START Data shown
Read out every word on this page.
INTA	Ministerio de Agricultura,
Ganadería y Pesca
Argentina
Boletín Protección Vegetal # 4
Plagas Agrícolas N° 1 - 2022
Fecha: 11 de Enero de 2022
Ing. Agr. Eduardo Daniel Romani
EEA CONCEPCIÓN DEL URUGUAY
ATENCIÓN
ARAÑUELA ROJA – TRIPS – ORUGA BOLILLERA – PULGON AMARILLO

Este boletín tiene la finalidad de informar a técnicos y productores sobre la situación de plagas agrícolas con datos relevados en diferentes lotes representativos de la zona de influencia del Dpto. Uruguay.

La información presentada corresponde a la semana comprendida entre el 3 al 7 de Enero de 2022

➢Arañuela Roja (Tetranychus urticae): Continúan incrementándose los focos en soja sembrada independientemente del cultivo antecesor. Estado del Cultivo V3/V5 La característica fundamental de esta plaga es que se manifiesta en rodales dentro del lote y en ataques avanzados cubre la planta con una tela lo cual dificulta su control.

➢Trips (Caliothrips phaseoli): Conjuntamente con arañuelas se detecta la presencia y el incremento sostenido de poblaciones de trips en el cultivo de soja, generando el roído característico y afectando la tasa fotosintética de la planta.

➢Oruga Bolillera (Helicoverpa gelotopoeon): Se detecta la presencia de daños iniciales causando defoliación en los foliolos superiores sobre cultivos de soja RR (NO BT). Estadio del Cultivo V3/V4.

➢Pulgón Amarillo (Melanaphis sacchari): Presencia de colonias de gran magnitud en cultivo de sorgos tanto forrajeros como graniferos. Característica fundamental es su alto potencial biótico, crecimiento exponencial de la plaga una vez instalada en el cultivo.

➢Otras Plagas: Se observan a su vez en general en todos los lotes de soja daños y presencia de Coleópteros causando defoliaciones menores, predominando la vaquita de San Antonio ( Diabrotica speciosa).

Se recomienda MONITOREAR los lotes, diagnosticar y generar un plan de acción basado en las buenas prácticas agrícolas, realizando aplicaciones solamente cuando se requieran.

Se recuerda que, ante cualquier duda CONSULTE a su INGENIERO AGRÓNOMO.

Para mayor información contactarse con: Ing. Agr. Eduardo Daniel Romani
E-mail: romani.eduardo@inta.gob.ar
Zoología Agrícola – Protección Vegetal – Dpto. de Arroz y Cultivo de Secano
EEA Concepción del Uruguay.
END Data shown
→ Given exercise
Transcribe the material exactly as it reads.

→ Result of the exercise
Read out every word on this page.
INTA	Ministerio de Agricultura,
Ganadería y Pesca
Argentina
Boletín Protección Vegetal # 4
Plagas Agrícolas N° 1 - 2022
Fecha: 11 de Enero de 2022
Ing. Agr. Eduardo Daniel Romani
EEA CONCEPCIÓN DEL URUGUAY
ATENCIÓN
ARAÑUELA ROJA – TRIPS – ORUGA BOLILLERA – PULGON AMARILLO

Este boletín tiene la finalidad de informar a técnicos y productores sobre la situación de plagas agrícolas con datos relevados en diferentes lotes representativos de la zona de influencia del Dpto. Uruguay.

La información presentada corresponde a la semana comprendida entre el 3 al 7 de Enero de 2022

➢Arañuela Roja (Tetranychus urticae): Continúan incrementándose los focos en soja sembrada independientemente del cultivo antecesor. Estado del Cultivo V3/V5 La característica fundamental de esta plaga es que se manifiesta en rodales dentro del lote y en ataques avanzados cubre la planta con una tela lo cual dificulta su control.

➢Trips (Caliothrips phaseoli): Conjuntamente con arañuelas se detecta la presencia y el incremento sostenido de poblaciones de trips en el cultivo de soja, generando el roído característico y afectando la tasa fotosintética de la planta.

➢Oruga Bolillera (Helicoverpa gelotopoeon): Se detecta la presencia de daños iniciales causando defoliación en los foliolos superiores sobre cultivos de soja RR (NO BT). Estadio del Cultivo V3/V4.

➢Pulgón Amarillo (Melanaphis sacchari): Presencia de colonias de gran magnitud en cultivo de sorgos tanto forrajeros como graniferos. Característica fundamental es su alto potencial biótico, crecimiento exponencial de la plaga una vez instalada en el cultivo.

➢Otras Plagas: Se observan a su vez en general en todos los lotes de soja daños y presencia de Coleópteros causando defoliaciones menores, predominando la vaquita de San Antonio ( Diabrotica speciosa).

Se recomienda MONITOREAR los lotes, diagnosticar y generar un plan de acción basado en las buenas prácticas agrícolas, realizando aplicaciones solamente cuando se requieran.

Se recuerda que, ante cualquier duda CONSULTE a su INGENIERO AGRÓNOMO.

Para mayor información contactarse con: Ing. Agr. Eduardo Daniel Romani
E-mail: romani.eduardo@inta.gob.ar
Zoología Agrícola – Protección Vegetal – Dpto. de Arroz y Cultivo de Secano
EEA Concepción del Uruguay.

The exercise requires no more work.